Pull every line containing "order" out of the material below.

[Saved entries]
==*==

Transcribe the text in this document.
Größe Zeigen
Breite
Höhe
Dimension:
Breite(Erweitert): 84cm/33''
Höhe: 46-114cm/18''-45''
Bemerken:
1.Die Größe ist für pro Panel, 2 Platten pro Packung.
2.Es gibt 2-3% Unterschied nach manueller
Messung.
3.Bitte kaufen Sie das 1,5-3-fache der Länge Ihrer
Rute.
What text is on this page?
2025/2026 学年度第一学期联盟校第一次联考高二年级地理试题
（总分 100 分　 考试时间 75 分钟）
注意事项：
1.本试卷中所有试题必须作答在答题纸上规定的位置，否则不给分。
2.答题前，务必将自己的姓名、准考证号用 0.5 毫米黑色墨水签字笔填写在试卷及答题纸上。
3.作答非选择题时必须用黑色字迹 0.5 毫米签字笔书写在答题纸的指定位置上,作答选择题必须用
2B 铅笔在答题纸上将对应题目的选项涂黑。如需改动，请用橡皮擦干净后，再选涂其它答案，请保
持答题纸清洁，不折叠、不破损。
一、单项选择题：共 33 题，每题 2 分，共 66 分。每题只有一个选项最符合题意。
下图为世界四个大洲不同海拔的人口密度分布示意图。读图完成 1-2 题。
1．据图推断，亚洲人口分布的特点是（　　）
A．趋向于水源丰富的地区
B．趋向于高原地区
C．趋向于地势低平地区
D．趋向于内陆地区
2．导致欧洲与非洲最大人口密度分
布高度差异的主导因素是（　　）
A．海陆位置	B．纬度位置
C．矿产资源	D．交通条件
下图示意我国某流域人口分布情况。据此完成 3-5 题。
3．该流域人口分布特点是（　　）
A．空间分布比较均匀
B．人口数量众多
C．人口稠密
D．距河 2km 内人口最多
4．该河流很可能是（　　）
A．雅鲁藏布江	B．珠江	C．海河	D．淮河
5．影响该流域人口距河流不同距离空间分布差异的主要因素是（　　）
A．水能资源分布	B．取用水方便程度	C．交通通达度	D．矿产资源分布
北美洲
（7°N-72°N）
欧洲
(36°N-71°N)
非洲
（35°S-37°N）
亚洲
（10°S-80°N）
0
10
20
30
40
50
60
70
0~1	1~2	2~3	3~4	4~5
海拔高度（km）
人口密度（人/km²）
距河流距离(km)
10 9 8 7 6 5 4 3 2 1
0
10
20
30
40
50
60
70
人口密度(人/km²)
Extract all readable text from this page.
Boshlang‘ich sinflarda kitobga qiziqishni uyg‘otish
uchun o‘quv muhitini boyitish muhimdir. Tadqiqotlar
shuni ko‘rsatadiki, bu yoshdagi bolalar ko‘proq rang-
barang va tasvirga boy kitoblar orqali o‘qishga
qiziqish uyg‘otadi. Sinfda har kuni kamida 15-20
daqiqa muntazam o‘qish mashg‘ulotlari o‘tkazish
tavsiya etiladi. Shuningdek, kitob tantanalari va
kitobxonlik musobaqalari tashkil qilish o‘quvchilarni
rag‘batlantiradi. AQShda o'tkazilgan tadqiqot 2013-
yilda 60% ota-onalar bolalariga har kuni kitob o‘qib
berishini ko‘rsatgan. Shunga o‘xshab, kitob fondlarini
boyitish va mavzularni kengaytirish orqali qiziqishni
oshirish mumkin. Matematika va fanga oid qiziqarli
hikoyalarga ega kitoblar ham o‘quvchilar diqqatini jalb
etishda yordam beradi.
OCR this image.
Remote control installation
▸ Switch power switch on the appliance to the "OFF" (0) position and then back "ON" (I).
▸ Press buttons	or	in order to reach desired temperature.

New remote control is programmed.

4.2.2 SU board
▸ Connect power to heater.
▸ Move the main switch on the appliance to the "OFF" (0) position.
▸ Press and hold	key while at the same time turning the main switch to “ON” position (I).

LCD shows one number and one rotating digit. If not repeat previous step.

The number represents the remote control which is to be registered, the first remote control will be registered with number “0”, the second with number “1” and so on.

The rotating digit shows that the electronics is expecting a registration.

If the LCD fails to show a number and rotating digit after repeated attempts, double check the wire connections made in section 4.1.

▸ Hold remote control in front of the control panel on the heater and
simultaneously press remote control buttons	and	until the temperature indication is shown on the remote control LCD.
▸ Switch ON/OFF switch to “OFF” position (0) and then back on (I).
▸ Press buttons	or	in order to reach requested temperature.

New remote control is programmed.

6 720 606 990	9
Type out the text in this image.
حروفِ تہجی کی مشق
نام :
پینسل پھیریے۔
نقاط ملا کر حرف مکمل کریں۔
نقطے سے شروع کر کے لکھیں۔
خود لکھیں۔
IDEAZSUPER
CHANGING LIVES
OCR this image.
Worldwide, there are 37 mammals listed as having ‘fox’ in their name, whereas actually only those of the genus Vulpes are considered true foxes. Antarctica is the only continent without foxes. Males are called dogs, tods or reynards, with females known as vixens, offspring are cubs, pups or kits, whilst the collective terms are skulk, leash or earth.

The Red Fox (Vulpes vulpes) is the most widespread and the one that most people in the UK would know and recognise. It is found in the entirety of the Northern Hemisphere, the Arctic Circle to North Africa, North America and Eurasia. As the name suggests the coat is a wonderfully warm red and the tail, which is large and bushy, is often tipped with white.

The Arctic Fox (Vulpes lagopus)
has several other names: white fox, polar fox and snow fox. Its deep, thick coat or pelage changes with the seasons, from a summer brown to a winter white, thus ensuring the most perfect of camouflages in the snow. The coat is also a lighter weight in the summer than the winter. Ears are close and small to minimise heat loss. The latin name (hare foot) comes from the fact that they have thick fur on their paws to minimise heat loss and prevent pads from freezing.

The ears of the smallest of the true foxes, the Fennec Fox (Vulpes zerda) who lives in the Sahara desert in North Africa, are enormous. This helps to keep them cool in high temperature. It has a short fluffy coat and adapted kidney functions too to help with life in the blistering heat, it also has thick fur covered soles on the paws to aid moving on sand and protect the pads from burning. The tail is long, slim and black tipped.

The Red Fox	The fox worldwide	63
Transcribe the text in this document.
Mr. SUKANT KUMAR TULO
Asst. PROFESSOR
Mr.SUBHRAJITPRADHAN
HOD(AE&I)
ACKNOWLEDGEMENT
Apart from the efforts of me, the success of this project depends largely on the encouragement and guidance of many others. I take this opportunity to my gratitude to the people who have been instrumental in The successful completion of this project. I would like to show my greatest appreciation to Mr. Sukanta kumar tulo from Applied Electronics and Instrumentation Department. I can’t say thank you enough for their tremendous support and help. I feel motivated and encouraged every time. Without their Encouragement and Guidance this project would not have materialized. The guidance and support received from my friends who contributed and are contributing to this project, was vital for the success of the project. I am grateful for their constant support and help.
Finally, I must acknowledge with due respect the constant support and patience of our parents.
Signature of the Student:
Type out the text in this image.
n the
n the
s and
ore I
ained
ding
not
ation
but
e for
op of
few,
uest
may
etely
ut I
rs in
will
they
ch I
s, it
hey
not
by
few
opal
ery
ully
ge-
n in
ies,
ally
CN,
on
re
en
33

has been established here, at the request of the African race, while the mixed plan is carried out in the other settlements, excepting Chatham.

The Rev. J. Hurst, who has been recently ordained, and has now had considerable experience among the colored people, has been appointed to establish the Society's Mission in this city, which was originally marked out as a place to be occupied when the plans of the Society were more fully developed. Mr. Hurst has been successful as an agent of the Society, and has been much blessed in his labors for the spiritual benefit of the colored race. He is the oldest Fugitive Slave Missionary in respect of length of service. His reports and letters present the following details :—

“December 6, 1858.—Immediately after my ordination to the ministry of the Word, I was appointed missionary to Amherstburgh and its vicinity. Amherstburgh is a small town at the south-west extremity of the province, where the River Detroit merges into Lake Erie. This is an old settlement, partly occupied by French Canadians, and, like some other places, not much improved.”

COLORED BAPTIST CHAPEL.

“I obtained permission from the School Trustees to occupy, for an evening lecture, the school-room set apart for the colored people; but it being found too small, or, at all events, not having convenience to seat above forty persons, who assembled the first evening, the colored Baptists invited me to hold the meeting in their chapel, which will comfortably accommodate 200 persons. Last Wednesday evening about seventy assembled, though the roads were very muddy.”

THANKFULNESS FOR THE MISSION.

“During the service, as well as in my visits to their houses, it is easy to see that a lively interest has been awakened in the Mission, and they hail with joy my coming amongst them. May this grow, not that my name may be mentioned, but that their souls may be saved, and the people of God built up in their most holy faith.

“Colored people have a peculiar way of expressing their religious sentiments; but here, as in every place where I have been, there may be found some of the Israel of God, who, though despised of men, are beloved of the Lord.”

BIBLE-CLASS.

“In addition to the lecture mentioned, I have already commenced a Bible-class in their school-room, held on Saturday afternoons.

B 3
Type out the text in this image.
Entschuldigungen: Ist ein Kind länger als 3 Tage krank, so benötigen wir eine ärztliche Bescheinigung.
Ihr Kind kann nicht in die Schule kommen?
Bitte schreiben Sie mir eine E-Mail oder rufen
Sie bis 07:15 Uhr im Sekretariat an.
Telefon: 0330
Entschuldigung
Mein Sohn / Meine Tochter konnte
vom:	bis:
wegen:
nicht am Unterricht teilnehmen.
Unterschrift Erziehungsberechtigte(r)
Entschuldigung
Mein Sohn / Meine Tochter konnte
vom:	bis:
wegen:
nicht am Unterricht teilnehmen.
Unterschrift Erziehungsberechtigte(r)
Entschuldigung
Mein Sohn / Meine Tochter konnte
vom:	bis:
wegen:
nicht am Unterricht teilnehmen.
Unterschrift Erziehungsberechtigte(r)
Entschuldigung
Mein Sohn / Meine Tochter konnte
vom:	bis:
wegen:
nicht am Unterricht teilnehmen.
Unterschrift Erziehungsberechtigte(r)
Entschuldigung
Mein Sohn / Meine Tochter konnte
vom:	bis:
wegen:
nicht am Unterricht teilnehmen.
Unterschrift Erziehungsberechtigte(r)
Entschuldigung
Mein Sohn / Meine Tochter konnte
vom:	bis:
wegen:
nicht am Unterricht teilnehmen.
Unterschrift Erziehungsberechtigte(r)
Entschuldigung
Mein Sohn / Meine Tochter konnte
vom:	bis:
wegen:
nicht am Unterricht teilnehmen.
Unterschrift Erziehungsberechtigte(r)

==*==

_Finished task:_
▸ Press buttons	or	in order to reach desired temperature.
▸ Press buttons	or	in order to reach requested temperature.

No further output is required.